● **THE REQUEST**
Pull each line containing "xlabel" out of the data and copy it.

** Start of THE INPUT **

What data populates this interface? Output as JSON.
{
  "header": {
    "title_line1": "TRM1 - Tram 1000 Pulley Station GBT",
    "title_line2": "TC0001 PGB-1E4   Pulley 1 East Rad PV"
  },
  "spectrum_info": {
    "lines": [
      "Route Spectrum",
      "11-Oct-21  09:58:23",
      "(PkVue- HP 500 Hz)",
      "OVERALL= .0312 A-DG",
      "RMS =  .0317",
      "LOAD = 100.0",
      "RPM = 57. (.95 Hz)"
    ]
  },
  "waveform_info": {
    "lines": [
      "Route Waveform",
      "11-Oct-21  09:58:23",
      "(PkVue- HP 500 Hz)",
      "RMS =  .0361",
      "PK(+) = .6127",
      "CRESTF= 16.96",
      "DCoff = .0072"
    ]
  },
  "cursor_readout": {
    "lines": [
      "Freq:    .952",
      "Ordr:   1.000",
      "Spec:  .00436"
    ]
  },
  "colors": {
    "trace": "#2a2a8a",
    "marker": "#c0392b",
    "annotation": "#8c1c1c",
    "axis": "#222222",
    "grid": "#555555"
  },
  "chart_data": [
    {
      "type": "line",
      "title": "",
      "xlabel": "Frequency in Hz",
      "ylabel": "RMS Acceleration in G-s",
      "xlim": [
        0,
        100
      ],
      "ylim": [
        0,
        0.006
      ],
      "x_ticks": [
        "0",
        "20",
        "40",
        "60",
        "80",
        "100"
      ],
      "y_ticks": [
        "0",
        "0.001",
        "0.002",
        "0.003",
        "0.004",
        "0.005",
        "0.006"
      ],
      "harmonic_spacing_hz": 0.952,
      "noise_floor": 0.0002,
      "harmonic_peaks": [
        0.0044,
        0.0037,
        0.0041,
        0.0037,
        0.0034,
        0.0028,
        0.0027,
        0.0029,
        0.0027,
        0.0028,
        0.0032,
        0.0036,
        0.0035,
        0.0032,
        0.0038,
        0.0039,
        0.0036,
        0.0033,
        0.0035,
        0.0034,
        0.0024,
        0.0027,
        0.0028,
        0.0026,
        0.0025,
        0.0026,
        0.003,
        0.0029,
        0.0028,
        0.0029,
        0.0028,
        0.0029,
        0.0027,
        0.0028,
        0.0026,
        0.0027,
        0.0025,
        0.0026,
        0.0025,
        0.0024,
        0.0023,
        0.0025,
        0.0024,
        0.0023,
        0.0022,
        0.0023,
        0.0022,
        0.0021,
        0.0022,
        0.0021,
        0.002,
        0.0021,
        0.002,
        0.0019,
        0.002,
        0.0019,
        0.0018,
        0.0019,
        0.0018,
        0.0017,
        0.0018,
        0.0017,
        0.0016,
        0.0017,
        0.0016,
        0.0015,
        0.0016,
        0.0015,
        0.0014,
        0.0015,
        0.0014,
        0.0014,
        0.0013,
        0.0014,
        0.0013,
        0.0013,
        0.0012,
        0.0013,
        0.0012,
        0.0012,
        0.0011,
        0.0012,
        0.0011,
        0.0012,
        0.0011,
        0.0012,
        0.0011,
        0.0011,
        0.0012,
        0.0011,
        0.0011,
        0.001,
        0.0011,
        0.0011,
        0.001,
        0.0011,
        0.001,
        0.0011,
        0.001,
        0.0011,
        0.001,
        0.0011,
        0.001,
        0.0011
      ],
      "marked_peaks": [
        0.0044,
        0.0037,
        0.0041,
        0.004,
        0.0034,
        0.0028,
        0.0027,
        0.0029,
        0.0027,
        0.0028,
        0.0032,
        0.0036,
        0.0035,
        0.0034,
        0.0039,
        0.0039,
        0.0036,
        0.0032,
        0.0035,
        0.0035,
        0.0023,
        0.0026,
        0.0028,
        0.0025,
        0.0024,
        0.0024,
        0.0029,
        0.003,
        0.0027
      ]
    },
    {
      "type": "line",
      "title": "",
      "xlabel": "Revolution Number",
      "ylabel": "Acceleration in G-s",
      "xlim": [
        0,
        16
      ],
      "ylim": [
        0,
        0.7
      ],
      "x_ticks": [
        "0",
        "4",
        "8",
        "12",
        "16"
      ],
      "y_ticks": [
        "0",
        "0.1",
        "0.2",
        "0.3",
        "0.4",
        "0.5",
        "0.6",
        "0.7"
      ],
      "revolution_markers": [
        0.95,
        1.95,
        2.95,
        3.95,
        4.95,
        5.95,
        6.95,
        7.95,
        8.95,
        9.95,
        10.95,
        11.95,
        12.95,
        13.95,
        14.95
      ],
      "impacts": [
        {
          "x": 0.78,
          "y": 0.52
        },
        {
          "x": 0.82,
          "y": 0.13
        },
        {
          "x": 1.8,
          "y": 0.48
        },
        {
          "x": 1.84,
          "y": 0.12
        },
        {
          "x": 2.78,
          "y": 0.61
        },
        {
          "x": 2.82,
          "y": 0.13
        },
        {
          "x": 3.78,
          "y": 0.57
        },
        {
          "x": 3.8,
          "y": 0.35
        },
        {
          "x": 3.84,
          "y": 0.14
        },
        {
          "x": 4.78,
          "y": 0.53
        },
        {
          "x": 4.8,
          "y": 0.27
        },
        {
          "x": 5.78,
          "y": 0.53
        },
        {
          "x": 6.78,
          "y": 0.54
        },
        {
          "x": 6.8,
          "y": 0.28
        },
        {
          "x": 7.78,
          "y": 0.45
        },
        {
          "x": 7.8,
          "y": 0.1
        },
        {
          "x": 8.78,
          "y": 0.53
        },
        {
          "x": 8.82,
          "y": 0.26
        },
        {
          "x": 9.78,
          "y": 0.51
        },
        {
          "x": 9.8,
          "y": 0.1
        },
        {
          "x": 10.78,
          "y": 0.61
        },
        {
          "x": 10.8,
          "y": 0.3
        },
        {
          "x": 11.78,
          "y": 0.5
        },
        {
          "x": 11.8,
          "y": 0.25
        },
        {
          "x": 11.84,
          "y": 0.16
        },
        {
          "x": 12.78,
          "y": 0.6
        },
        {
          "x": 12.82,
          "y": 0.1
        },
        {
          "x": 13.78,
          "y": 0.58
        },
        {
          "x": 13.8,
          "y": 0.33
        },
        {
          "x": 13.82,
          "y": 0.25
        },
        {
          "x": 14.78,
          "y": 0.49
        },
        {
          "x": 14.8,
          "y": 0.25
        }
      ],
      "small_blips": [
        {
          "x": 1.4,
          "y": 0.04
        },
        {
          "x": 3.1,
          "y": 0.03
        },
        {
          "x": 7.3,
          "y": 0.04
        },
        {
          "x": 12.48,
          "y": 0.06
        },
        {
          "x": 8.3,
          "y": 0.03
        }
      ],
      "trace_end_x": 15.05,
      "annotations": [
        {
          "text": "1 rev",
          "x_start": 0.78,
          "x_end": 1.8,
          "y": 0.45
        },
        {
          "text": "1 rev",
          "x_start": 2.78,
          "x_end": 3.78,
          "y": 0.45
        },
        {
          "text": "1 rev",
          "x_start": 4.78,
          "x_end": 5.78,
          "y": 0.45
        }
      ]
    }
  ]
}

** End of THE INPUT **

● **THE OUTPUT**
      "xlabel": "Frequency in Hz",
      "xlabel": "Revolution Number",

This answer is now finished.